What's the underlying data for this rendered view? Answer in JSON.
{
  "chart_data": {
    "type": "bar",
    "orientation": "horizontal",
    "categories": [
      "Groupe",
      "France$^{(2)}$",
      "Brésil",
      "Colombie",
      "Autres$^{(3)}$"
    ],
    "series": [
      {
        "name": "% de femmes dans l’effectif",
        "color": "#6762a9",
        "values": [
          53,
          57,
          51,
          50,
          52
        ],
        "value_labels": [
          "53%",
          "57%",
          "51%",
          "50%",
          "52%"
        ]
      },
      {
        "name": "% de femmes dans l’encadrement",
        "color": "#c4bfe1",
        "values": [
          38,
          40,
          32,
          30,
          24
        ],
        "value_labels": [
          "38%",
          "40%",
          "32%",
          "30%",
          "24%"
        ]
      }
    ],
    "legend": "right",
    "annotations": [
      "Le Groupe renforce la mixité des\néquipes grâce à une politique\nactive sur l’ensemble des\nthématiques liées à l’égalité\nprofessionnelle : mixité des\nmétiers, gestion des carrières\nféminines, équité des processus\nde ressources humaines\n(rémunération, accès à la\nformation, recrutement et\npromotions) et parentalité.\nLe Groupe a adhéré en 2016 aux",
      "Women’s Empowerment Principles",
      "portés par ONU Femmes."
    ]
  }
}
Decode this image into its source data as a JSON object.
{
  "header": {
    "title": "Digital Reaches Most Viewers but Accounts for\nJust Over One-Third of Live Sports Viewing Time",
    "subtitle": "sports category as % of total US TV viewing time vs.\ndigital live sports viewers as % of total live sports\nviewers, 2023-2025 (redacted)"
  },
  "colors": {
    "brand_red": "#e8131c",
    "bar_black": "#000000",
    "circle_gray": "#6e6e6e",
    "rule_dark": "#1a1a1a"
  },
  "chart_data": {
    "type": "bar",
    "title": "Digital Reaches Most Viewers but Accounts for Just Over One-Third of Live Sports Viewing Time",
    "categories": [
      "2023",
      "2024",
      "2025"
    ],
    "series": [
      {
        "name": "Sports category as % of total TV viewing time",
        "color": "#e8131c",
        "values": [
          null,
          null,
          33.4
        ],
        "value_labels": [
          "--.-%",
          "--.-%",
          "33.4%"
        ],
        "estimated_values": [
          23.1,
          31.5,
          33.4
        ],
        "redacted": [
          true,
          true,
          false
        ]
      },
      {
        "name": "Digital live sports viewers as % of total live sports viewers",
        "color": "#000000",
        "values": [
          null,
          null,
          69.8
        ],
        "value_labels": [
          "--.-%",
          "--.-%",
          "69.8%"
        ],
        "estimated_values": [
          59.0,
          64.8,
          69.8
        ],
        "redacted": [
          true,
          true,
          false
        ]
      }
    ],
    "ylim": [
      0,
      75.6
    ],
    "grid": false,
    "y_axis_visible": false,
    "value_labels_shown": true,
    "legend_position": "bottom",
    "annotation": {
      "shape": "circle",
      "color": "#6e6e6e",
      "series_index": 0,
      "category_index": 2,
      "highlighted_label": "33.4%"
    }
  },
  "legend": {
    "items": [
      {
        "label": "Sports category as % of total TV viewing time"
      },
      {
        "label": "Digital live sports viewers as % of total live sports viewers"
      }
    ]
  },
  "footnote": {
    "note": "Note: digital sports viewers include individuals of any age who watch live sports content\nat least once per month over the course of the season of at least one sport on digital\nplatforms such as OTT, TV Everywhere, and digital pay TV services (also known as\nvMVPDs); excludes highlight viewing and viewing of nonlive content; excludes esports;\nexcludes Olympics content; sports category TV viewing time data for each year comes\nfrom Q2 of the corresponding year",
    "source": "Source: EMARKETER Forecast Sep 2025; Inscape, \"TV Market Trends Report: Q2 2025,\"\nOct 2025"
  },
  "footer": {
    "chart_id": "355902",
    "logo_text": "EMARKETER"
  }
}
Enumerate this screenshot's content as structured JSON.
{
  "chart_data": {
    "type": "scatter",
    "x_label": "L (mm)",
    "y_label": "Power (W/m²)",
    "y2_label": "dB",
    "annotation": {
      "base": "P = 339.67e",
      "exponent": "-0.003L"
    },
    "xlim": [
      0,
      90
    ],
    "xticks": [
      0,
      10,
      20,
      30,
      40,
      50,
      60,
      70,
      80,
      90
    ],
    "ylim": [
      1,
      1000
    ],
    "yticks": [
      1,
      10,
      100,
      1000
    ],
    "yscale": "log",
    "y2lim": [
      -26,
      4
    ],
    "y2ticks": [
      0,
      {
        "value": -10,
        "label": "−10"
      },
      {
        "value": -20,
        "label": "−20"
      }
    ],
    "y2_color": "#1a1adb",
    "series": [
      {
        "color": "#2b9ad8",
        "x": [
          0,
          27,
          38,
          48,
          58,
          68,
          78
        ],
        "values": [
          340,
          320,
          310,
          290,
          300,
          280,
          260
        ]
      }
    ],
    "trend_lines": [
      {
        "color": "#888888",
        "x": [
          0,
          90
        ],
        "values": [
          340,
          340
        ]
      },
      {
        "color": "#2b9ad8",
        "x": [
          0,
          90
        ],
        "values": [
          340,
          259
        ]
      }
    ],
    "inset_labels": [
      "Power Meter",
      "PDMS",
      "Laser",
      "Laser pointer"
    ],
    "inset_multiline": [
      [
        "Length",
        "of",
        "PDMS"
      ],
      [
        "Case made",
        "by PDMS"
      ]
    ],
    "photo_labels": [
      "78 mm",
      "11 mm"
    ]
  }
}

-- TASK DIRECTIONS --
Give the listing above again, word for word.

-- TASK ANSWER --
What's the underlying data for this rendered view? Answer in JSON.
{
  "chart_data": {
    "type": "bar",
    "orientation": "horizontal",
    "categories": [
      "Groupe",
      "France$^{(2)}$",
      "Brésil",
      "Colombie",
      "Autres$^{(3)}$"
    ],
    "series": [
      {
        "name": "% de femmes dans l’effectif",
        "color": "#6762a9",
        "values": [
          53,
          57,
          51,
          50,
          52
        ],
        "value_labels": [
          "53%",
          "57%",
          "51%",
          "50%",
          "52%"
        ]
      },
      {
        "name": "% de femmes dans l’encadrement",
        "color": "#c4bfe1",
        "values": [
          38,
          40,
          32,
          30,
          24
        ],
        "value_labels": [
          "38%",
          "40%",
          "32%",
          "30%",
          "24%"
        ]
      }
    ],
    "legend": "right",
    "annotations": [
      "Le Groupe renforce la mixité des\néquipes grâce à une politique\nactive sur l’ensemble des\nthématiques liées à l’égalité\nprofessionnelle : mixité des\nmétiers, gestion des carrières\nféminines, équité des processus\nde ressources humaines\n(rémunération, accès à la\nformation, recrutement et\npromotions) et parentalité.\nLe Groupe a adhéré en 2016 aux",
      "Women’s Empowerment Principles",
      "portés par ONU Femmes."
    ]
  }
}
Decode this image into its source data as a JSON object.
{
  "header": {
    "title": "Digital Reaches Most Viewers but Accounts for\nJust Over One-Third of Live Sports Viewing Time",
    "subtitle": "sports category as % of total US TV viewing time vs.\ndigital live sports viewers as % of total live sports\nviewers, 2023-2025 (redacted)"
  },
  "colors": {
    "brand_red": "#e8131c",
    "bar_black": "#000000",
    "circle_gray": "#6e6e6e",
    "rule_dark": "#1a1a1a"
  },
  "chart_data": {
    "type": "bar",
    "title": "Digital Reaches Most Viewers but Accounts for Just Over One-Third of Live Sports Viewing Time",
    "categories": [
      "2023",
      "2024",
      "2025"
    ],
    "series": [
      {
        "name": "Sports category as % of total TV viewing time",
        "color": "#e8131c",
        "values": [
          null,
          null,
          33.4
        ],
        "value_labels": [
          "--.-%",
          "--.-%",
          "33.4%"
        ],
        "estimated_values": [
          23.1,
          31.5,
          33.4
        ],
        "redacted": [
          true,
          true,
          false
        ]
      },
      {
        "name": "Digital live sports viewers as % of total live sports viewers",
        "color": "#000000",
        "values": [
          null,
          null,
          69.8
        ],
        "value_labels": [
          "--.-%",
          "--.-%",
          "69.8%"
        ],
        "estimated_values": [
          59.0,
          64.8,
          69.8
        ],
        "redacted": [
          true,
          true,
          false
        ]
      }
    ],
    "ylim": [
      0,
      75.6
    ],
    "grid": false,
    "y_axis_visible": false,
    "value_labels_shown": true,
    "legend_position": "bottom",
    "annotation": {
      "shape": "circle",
      "color": "#6e6e6e",
      "series_index": 0,
      "category_index": 2,
      "highlighted_label": "33.4%"
    }
  },
  "legend": {
    "items": [
      {
        "label": "Sports category as % of total TV viewing time"
      },
      {
        "label": "Digital live sports viewers as % of total live sports viewers"
      }
    ]
  },
  "footnote": {
    "note": "Note: digital sports viewers include individuals of any age who watch live sports content\nat least once per month over the course of the season of at least one sport on digital\nplatforms such as OTT, TV Everywhere, and digital pay TV services (also known as\nvMVPDs); excludes highlight viewing and viewing of nonlive content; excludes esports;\nexcludes Olympics content; sports category TV viewing time data for each year comes\nfrom Q2 of the corresponding year",
    "source": "Source: EMARKETER Forecast Sep 2025; Inscape, \"TV Market Trends Report: Q2 2025,\"\nOct 2025"
  },
  "footer": {
    "chart_id": "355902",
    "logo_text": "EMARKETER"
  }
}
Enumerate this screenshot's content as structured JSON.
{
  "chart_data": {
    "type": "scatter",
    "x_label": "L (mm)",
    "y_label": "Power (W/m²)",
    "y2_label": "dB",
    "annotation": {
      "base": "P = 339.67e",
      "exponent": "-0.003L"
    },
    "xlim": [
      0,
      90
    ],
    "xticks": [
      0,
      10,
      20,
      30,
      40,
      50,
      60,
      70,
      80,
      90
    ],
    "ylim": [
      1,
      1000
    ],
    "yticks": [
      1,
      10,
      100,
      1000
    ],
    "yscale": "log",
    "y2lim": [
      -26,
      4
    ],
    "y2ticks": [
      0,
      {
        "value": -10,
        "label": "−10"
      },
      {
        "value": -20,
        "label": "−20"
      }
    ],
    "y2_color": "#1a1adb",
    "series": [
      {
        "color": "#2b9ad8",
        "x": [
          0,
          27,
          38,
          48,
          58,
          68,
          78
        ],
        "values": [
          340,
          320,
          310,
          290,
          300,
          280,
          260
        ]
      }
    ],
    "trend_lines": [
      {
        "color": "#888888",
        "x": [
          0,
          90
        ],
        "values": [
          340,
          340
        ]
      },
      {
        "color": "#2b9ad8",
        "x": [
          0,
          90
        ],
        "values": [
          340,
          259
        ]
      }
    ],
    "inset_labels": [
      "Power Meter",
      "PDMS",
      "Laser",
      "Laser pointer"
    ],
    "inset_multiline": [
      [
        "Length",
        "of",
        "PDMS"
      ],
      [
        "Case made",
        "by PDMS"
      ]
    ],
    "photo_labels": [
      "78 mm",
      "11 mm"
    ]
  }
}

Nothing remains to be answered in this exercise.